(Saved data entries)

----

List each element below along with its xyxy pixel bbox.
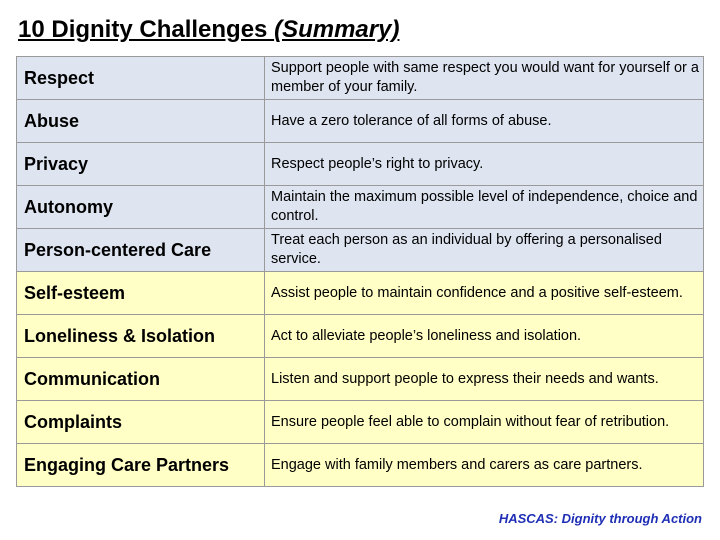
table-row (17, 272, 704, 315)
table-row (17, 444, 704, 487)
challenge-term: Loneliness & Isolation (17, 315, 265, 358)
table-row (17, 315, 704, 358)
challenge-term: Communication (17, 358, 265, 401)
challenge-description: Treat each person as an individual by offering a personalised service. (265, 229, 704, 272)
challenge-description: Act to alleviate people’s loneliness and isolation. (265, 315, 704, 358)
challenge-term: Abuse (17, 100, 265, 143)
challenge-description: Assist people to maintain confidence and a positive self-esteem. (265, 272, 704, 315)
table-row (17, 229, 704, 272)
challenge-term: Autonomy (17, 186, 265, 229)
table-row (17, 401, 704, 444)
table-row (17, 143, 704, 186)
challenge-term: Privacy (17, 143, 265, 186)
footer-credit: HASCAS: Dignity through Action (498, 511, 702, 526)
challenge-term: Complaints (17, 401, 265, 444)
table-row (17, 186, 704, 229)
challenge-term: Engaging Care Partners (17, 444, 265, 487)
page-title (18, 16, 399, 44)
challenge-description: Engage with family members and carers as care partners. (265, 444, 704, 487)
table-row (17, 57, 704, 100)
challenge-description: Have a zero tolerance of all forms of abuse. (265, 100, 704, 143)
title-summary: (Summary) (274, 16, 400, 43)
challenge-description: Respect people’s right to privacy. (265, 143, 704, 186)
challenge-description: Support people with same respect you would want for yourself or a member of your family. (265, 57, 704, 100)
table-row (17, 358, 704, 401)
title-main: 10 Dignity Challenges (18, 16, 275, 43)
challenge-term: Person-centered Care (17, 229, 265, 272)
challenge-description: Listen and support people to express their needs and wants. (265, 358, 704, 401)
challenge-term: Respect (17, 57, 265, 100)
challenge-term: Self-esteem (17, 272, 265, 315)
dignity-challenges-table (16, 56, 704, 487)
challenge-description: Maintain the maximum possible level of independence, choice and control. (265, 186, 704, 229)
challenge-description: Ensure people feel able to complain without fear of retribution. (265, 401, 704, 444)
table-row (17, 100, 704, 143)
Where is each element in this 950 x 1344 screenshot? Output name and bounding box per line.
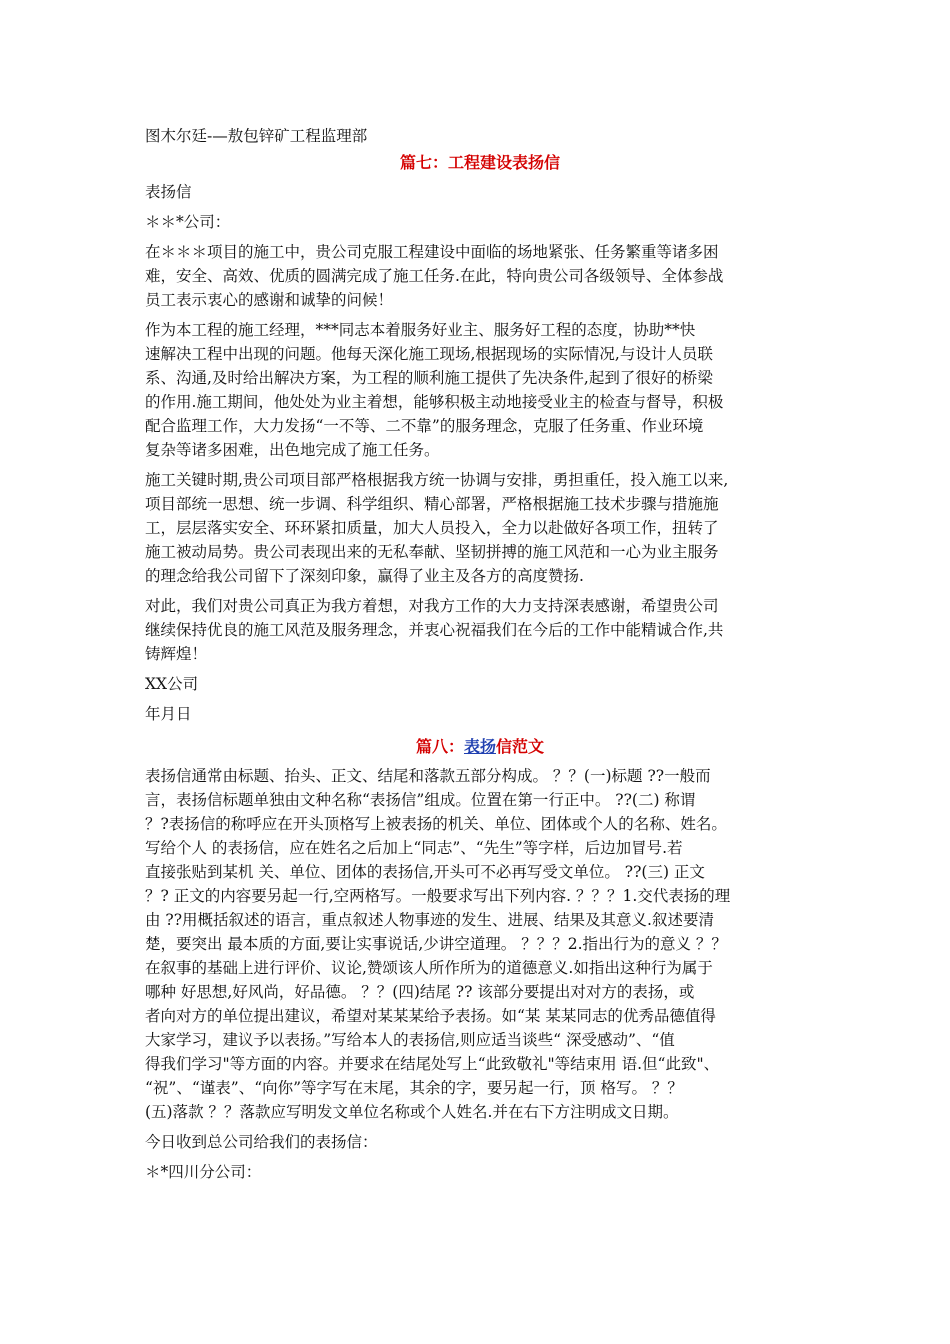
section8-title-link[interactable]: 表扬 [463,737,496,756]
text-line: 的理念给我公司留下了深刻印象，赢得了业主及各方的高度赞扬. [145,567,584,585]
text-line: 难，安全、高效、优质的圆满完成了施工任务.在此，特向贵公司各级领导、全体参战 [145,267,724,285]
section7-paragraph-1 [145,240,815,312]
document-body [145,124,815,1184]
section7-paragraph-3 [145,468,815,588]
text-line: 得我们学习"等方面的内容。并要求在结尾处写上“此致敬礼"等结束用 语.但“此致"、 [145,1055,720,1073]
text-line: 系、沟通,及时给出解决方案，为工程的顺利施工提供了先决条件,起到了很好的桥梁 [145,369,713,387]
section7-paragraph-4 [145,594,815,666]
text-line: ？?表扬信的称呼应在开头顶格写上被表扬的机关、单位、团体或个人的名称、姓名。 [145,815,727,833]
text-line: 大家学习，建议予以表扬。”写给本人的表扬信,则应适当谈些“ 深受感动”、“值 [145,1031,675,1049]
text-line: 在叙事的基础上进行评价、议论,赞颂该人所作所为的道德意义.如指出这种行为属于 [145,959,713,977]
text-line: 楚，要突出 最本质的方面,要让实事说话,少讲空道理。 ？？？2.指出行为的意义 ？？ [145,935,727,953]
after-line-1: 今日收到总公司给我们的表扬信： [145,1133,378,1151]
text-line: 施工关键时期,贵公司项目部严格根据我方统一协调与安排，勇担重任，投入施工以来, [145,471,729,489]
text-line: 表扬信通常由标题、抬头、正文、结尾和落款五部分构成。 ？？(一)标题 ??一般而 [145,767,711,785]
text-line: 配合监理工作，大力发扬“一不等、二不靠”的服务理念，克服了任务重、作业环境 [145,417,704,435]
text-line: ？? 正文的内容要另起一行,空两格写。一般要求写出下列内容. ？？？1.交代表扬的理 [145,887,731,905]
text-line: 写给个人 的表扬信，应在姓名之后加上“同志”、“先生”等字样，后边加冒号.若 [145,839,683,857]
sign-company: XX公司 [145,675,199,693]
text-line: 项目部统一思想、统一步调、科学组织、精心部署，严格根据施工技术步骤与措施施 [145,495,719,513]
section8-title-prefix: 篇八： [415,737,464,756]
text-line: 的作用.施工期间，他处处为业主着想，能够积极主动地接受业主的检查与督导，积极 [145,393,724,411]
section7-title: 篇七：工程建设表扬信 [399,153,560,172]
section7-salutation: ＊＊*公司： [145,213,231,231]
text-line: “祝”、“谨表”、“向你”等字写在末尾，其余的字，要另起一行，顶 格写。 ？？ [145,1079,683,1097]
text-line: (五)落款 ？？落款应写明发文单位名称或个人姓名.并在右下方注明成文日期。 [145,1103,679,1121]
section8-body [145,764,815,1124]
section7-label: 表扬信 [145,183,192,201]
text-line: 直接张贴到某机 关、单位、团体的表扬信,开头可不必再写受文单位。 ??(三) 正文 [145,863,705,881]
text-line: 继续保持优良的施工风范及服务理念，并衷心祝福我们在今后的工作中能精诚合作,共 [145,621,724,639]
text-line: 员工表示衷心的感谢和诚挚的问候！ [145,291,394,309]
text-line: 言，表扬信标题单独由文种名称“表扬信”组成。位置在第一行正中。 ??(二) 称谓 [145,791,696,809]
after-line-2: ＊*四川分公司： [145,1163,262,1181]
text-line: 哪种 好思想,好风尚，好品德。 ？？(四)结尾 ?? 该部分要提出对对方的表扬，或 [145,983,695,1001]
text-line: 铸辉煌！ [145,645,208,663]
text-line: 工，层层落实安全、环环紧扣质量，加大人员投入，全力以赴做好各项工作，扭转了 [145,519,719,537]
section8-title [145,734,815,760]
text-line: 复杂等诸多困难，出色地完成了施工任务。 [145,441,440,459]
text-line: 在＊＊＊项目的施工中，贵公司克服工程建设中面临的场地紧张、任务繁重等诸多困 [145,243,719,261]
section8-title-suffix: 信范文 [496,737,545,756]
text-line: 施工被动局势。贵公司表现出来的无私奉献、坚韧拼搏的施工风范和一心为业主服务 [145,543,719,561]
section7-paragraph-2 [145,318,815,462]
text-line: 者向对方的单位提出建议，希望对某某某给予表扬。如“某 某某同志的优秀品德值得 [145,1007,716,1025]
text-line: 速解决工程中出现的问题。他每天深化施工现场,根据现场的实际情况,与设计人员联 [145,345,713,363]
text-line: 作为本工程的施工经理，***同志本着服务好业主、服务好工程的态度，协助**快 [145,321,696,339]
text-line: 由 ??用概括叙述的语言，重点叙述人物事迹的发生、进展、结果及其意义.叙述要清 [145,911,714,929]
text-line: 对此，我们对贵公司真正为我方着想，对我方工作的大力支持深表感谢，希望贵公司 [145,597,719,615]
sign-date: 年月日 [145,705,192,723]
top-line: 图木尔廷-—敖包锌矿工程监理部 [145,127,368,145]
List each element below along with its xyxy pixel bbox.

----

Write every line of the items above as a JSON list of strings, one string per line, and skip blank lines. Leave the pictures out of the answer.

[
  "List each element below along with its xyxy pixel bbox.",
  "table-row (17, 272, 704, 315)",
  "table-row (17, 444, 704, 487)",
  "challenge-term: Loneliness & Isolation (17, 315, 265, 358)",
  "table-row (17, 315, 704, 358)",
  "challenge-term: Communication (17, 358, 265, 401)",
  "challenge-description: Treat each person as an individual by offering a personalised service. (265, 229, 704, 272)",
  "challenge-description: Act to alleviate people’s loneliness and isolation. (265, 315, 704, 358)",
  "challenge-term: Abuse (17, 100, 265, 143)",
  "challenge-description: Assist people to maintain confidence and a positive self-esteem. (265, 272, 704, 315)",
  "table-row (17, 229, 704, 272)",
  "challenge-term: Autonomy (17, 186, 265, 229)",
  "table-row (17, 401, 704, 444)",
  "table-row (17, 143, 704, 186)",
  "challenge-term: Privacy (17, 143, 265, 186)",
  "footer-credit: HASCAS: Dignity through Action (498, 511, 702, 526)",
  "challenge-term: Complaints (17, 401, 265, 444)",
  "table-row (17, 186, 704, 229)",
  "challenge-term: Engaging Care Partners (17, 444, 265, 487)",
  "page-title (18, 16, 399, 44)",
  "challenge-description: Engage with family members and carers as care partners. (265, 444, 704, 487)",
  "table-row (17, 57, 704, 100)",
  "challenge-description: Have a zero tolerance of all forms of abuse. (265, 100, 704, 143)",
  "title-summary: (Summary) (274, 16, 400, 43)",
  "challenge-description: Respect people’s right to privacy. (265, 143, 704, 186)",
  "challenge-description: Support people with same respect you would want for yourself or a member of your family. (265, 57, 704, 100)",
  "table-row (17, 358, 704, 401)",
  "title-main: 10 Dignity Challenges (18, 16, 275, 43)",
  "challenge-term: Person-centered Care (17, 229, 265, 272)",
  "challenge-description: Listen and support people to express their needs and wants. (265, 358, 704, 401)",
  "challenge-term: Respect (17, 57, 265, 100)",
  "challenge-term: Self-esteem (17, 272, 265, 315)",
  "dignity-challenges-table (16, 56, 704, 487)",
  "challenge-description: Maintain the maximum possible level of independence, choice and control. (265, 186, 704, 229)",
  "challenge-description: Ensure people feel able to complain without fear of retribution. (265, 401, 704, 444)",
  "table-row (17, 100, 704, 143)",
  "Where is each element in this 950 x 1344 screenshot? Output name and bounding box per line.",
  "section8-title-link[interactable]: 表扬 [463,737,496,756]",
  "text-line: 的理念给我公司留下了深刻印象，赢得了业主及各方的高度赞扬. [145,567,584,585]",
  "text-line: 难，安全、高效、优质的圆满完成了施工任务.在此，特向贵公司各级领导、全体参战 [145,267,724,285]",
  "section7-paragraph-1 [145,240,815,312]",
  "document-body [145,124,815,1184]",
  "section7-paragraph-3 [145,468,815,588]",
  "text-line: 得我们学习\"等方面的内容。并要求在结尾处写上“此致敬礼\"等结束用 语.但“此致\"、 [145,1055,720,1073]",
  "text-line: 系、沟通,及时给出解决方案，为工程的顺利施工提供了先决条件,起到了很好的桥梁 [145,369,713,387]",
  "section7-paragraph-4 [145,594,815,666]",
  "text-line: ？?表扬信的称呼应在开头顶格写上被表扬的机关、单位、团体或个人的名称、姓名。 [145,815,727,833]",
  "text-line: 大家学习，建议予以表扬。”写给本人的表扬信,则应适当谈些“ 深受感动”、“值 [145,1031,675,1049]",
  "text-line: 在叙事的基础上进行评价、议论,赞颂该人所作所为的道德意义.如指出这种行为属于 [145,959,713,977]",
  "text-line: 楚，要突出 最本质的方面,要让实事说话,少讲空道理。 ？？？2.指出行为的意义 ？？ [145,935,727,953]",
  "after-line-1: 今日收到总公司给我们的表扬信： [145,1133,378,1151]",
  "text-line: 施工关键时期,贵公司项目部严格根据我方统一协调与安排，勇担重任，投入施工以来, [145,471,729,489]",
  "text-line: 表扬信通常由标题、抬头、正文、结尾和落款五部分构成。 ？？(一)标题 ??一般而 [145,767,711,785]",
  "text-line: 配合监理工作，大力发扬“一不等、二不靠”的服务理念，克服了任务重、作业环境 [145,417,704,435]",
  "text-line: ？? 正文的内容要另起一行,空两格写。一般要求写出下列内容. ？？？1.交代表扬的理 [145,887,731,905]",
  "text-line: 写给个人 的表扬信，应在姓名之后加上“同志”、“先生”等字样，后边加冒号.若 [145,839,683,857]",
  "sign-company: XX公司 [145,675,199,693]",
  "text-line: 项目部统一思想、统一步调、科学组织、精心部署，严格根据施工技术步骤与措施施 [145,495,719,513]",
  "section8-title-prefix: 篇八： [415,737,464,756]",
  "text-line: 的作用.施工期间，他处处为业主着想，能够积极主动地接受业主的检查与督导，积极 [145,393,724,411]",
  "section7-title: 篇七：工程建设表扬信 [399,153,560,172]",
  "section7-salutation: ＊＊*公司： [145,213,231,231]",
  "text-line: “祝”、“谨表”、“向你”等字写在末尾，其余的字，要另起一行，顶 格写。 ？？ [145,1079,683,1097]",
  "text-line: (五)落款 ？？落款应写明发文单位名称或个人姓名.并在右下方注明成文日期。 [145,1103,679,1121]",
  "section8-body [145,764,815,1124]",
  "section7-label: 表扬信 [145,183,192,201]",
  "text-line: 直接张贴到某机 关、单位、团体的表扬信,开头可不必再写受文单位。 ??(三) 正文 [145,863,705,881]",
  "text-line: 继续保持优良的施工风范及服务理念，并衷心祝福我们在今后的工作中能精诚合作,共 [145,621,724,639]",
  "text-line: 员工表示衷心的感谢和诚挚的问候！ [145,291,394,309]",
  "text-line: 言，表扬信标题单独由文种名称“表扬信”组成。位置在第一行正中。 ??(二) 称谓 [145,791,696,809]",
  "after-line-2: ＊*四川分公司： [145,1163,262,1181]",
  "text-line: 哪种 好思想,好风尚，好品德。 ？？(四)结尾 ?? 该部分要提出对对方的表扬，或 [145,983,695,1001]",
  "text-line: 铸辉煌！ [145,645,208,663]",
  "text-line: 工，层层落实安全、环环紧扣质量，加大人员投入，全力以赴做好各项工作，扭转了 [145,519,719,537]",
  "section8-title [145,734,815,760]",
  "text-line: 复杂等诸多困难，出色地完成了施工任务。 [145,441,440,459]",
  "text-line: 在＊＊＊项目的施工中，贵公司克服工程建设中面临的场地紧张、任务繁重等诸多困 [145,243,719,261]",
  "section8-title-suffix: 信范文 [496,737,545,756]",
  "text-line: 施工被动局势。贵公司表现出来的无私奉献、坚韧拼搏的施工风范和一心为业主服务 [145,543,719,561]",
  "section7-paragraph-2 [145,318,815,462]",
  "text-line: 者向对方的单位提出建议，希望对某某某给予表扬。如“某 某某同志的优秀品德值得 [145,1007,716,1025]",
  "text-line: 速解决工程中出现的问题。他每天深化施工现场,根据现场的实际情况,与设计人员联 [145,345,713,363]",
  "text-line: 作为本工程的施工经理，***同志本着服务好业主、服务好工程的态度，协助**快 [145,321,696,339]",
  "text-line: 由 ??用概括叙述的语言，重点叙述人物事迹的发生、进展、结果及其意义.叙述要清 [145,911,714,929]",
  "text-line: 对此，我们对贵公司真正为我方着想，对我方工作的大力支持深表感谢，希望贵公司 [145,597,719,615]",
  "sign-date: 年月日 [145,705,192,723]",
  "top-line: 图木尔廷-—敖包锌矿工程监理部 [145,127,368,145]",
  "List each element below along with its xyxy pixel bbox."
]